(Data excerpts)
* BEGIN *
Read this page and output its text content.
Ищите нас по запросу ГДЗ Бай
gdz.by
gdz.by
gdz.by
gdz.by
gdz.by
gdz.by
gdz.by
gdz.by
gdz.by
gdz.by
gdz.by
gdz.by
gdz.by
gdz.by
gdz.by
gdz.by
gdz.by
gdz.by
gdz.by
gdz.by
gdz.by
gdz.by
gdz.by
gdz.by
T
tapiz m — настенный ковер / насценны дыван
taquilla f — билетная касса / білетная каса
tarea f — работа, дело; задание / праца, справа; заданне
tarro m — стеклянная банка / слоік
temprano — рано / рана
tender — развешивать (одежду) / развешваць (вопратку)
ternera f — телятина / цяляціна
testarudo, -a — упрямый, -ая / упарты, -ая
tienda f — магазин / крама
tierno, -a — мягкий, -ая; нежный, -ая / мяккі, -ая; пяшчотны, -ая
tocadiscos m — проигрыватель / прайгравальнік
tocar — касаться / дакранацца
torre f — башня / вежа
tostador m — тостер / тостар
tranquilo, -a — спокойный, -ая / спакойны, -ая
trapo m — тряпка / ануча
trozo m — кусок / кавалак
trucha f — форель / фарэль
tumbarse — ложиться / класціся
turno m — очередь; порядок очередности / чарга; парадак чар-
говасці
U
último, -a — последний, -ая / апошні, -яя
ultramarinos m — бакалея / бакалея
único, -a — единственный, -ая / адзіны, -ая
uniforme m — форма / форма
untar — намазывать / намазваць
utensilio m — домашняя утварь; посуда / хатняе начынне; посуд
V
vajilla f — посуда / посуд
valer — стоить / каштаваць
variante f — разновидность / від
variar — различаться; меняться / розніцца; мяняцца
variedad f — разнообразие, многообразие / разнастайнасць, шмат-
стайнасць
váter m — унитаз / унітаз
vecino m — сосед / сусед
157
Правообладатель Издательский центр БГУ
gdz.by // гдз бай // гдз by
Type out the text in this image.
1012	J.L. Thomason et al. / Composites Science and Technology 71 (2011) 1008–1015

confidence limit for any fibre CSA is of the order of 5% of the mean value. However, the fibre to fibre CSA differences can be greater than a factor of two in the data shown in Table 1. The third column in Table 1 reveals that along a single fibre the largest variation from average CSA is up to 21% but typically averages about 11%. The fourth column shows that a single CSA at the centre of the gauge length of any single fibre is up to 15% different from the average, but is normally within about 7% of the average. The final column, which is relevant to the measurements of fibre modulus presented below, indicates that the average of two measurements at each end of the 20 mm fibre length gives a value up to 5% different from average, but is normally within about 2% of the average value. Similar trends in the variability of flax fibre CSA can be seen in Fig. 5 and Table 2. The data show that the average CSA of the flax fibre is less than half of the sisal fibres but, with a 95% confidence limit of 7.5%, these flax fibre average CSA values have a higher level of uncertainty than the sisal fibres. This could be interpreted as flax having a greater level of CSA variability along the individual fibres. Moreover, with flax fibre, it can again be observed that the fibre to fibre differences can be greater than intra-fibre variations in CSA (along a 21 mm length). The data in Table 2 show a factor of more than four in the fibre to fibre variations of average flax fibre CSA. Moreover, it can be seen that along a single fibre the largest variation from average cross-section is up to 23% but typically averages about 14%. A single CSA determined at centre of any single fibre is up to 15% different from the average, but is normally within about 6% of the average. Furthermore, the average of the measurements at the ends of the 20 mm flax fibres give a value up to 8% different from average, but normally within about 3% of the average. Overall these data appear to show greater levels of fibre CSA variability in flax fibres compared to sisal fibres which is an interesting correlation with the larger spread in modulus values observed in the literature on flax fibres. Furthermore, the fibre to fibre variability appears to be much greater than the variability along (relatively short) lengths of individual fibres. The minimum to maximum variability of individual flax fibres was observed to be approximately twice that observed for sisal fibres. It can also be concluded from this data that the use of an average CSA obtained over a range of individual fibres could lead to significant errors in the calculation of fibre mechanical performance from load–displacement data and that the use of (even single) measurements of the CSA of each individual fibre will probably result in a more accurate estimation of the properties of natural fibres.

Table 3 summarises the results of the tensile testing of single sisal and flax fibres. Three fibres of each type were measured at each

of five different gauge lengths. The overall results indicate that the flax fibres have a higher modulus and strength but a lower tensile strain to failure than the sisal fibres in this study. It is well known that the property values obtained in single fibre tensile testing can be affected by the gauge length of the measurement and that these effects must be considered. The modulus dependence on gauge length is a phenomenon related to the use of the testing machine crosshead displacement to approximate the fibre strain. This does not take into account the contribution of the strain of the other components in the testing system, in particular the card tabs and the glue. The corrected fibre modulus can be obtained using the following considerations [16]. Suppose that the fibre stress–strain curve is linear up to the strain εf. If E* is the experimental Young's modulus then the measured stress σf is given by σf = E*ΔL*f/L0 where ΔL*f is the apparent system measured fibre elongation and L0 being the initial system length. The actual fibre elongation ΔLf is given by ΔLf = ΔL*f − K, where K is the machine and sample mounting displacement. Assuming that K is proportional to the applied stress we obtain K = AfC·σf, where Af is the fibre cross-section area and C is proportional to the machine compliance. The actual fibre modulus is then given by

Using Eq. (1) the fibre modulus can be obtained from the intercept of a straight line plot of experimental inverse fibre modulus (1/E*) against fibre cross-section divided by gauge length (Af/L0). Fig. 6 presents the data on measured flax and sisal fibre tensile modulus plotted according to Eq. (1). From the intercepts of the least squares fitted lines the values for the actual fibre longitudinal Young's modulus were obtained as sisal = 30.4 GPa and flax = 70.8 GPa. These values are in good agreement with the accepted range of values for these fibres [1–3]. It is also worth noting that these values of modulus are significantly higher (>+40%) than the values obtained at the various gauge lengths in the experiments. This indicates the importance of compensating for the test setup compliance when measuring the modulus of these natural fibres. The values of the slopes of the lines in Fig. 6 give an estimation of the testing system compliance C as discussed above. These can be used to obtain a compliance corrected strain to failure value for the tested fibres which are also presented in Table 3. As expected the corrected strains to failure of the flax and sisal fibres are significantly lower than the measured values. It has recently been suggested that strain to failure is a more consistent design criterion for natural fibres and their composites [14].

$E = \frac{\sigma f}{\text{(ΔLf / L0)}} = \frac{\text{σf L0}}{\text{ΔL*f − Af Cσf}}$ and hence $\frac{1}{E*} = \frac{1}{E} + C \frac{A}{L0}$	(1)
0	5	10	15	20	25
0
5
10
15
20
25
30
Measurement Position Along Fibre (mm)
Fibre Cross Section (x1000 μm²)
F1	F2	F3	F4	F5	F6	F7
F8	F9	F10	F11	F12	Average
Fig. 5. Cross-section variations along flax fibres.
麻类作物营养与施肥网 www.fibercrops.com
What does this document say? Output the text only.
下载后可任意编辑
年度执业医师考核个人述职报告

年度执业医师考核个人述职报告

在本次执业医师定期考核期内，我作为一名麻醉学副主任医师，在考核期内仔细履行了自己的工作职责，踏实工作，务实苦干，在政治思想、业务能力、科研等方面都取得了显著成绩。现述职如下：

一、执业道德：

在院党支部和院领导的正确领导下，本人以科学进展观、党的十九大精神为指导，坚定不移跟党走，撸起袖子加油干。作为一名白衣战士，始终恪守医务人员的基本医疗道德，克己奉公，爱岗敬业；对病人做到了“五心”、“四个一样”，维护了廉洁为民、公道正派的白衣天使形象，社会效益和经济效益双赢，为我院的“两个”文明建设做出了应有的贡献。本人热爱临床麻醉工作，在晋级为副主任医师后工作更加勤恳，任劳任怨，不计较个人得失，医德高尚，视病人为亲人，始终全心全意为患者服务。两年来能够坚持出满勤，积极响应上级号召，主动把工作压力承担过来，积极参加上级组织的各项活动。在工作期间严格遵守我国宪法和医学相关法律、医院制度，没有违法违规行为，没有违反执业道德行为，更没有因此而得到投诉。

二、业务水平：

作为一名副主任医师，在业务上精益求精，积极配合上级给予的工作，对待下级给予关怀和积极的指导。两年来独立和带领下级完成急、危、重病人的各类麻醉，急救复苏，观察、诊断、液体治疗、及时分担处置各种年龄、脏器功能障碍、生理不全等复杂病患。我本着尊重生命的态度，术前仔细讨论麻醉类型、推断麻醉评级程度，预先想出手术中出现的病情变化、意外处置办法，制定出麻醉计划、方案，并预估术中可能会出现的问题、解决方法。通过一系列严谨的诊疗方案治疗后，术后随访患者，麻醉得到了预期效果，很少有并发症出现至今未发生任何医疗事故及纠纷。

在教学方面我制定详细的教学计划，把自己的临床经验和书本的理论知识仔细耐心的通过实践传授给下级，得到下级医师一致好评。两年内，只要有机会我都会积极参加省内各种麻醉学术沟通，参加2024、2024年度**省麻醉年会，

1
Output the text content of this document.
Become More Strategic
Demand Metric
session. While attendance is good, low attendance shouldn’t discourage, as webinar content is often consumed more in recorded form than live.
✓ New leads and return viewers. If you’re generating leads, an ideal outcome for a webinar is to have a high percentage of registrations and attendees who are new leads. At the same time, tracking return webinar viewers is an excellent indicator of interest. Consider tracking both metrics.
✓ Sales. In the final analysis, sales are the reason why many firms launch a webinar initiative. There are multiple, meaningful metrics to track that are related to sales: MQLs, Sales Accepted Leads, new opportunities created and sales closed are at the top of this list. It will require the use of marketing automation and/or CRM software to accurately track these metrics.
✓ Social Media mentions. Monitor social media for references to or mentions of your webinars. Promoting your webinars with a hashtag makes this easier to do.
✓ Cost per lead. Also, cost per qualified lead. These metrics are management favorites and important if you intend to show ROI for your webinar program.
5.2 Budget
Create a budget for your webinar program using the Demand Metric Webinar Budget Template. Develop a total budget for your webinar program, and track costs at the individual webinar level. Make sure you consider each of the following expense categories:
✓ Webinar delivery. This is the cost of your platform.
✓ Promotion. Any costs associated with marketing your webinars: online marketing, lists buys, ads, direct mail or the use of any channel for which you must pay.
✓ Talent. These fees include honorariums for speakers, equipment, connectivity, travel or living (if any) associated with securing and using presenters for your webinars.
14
* END *
**STATED EXERCISE:** Using the records given above, list every line that includes the word "посуд".

**FULL RESPONSE:**
utensilio m — домашняя утварь; посуда / хатняе начынне; посуд
vajilla f — посуда / посуд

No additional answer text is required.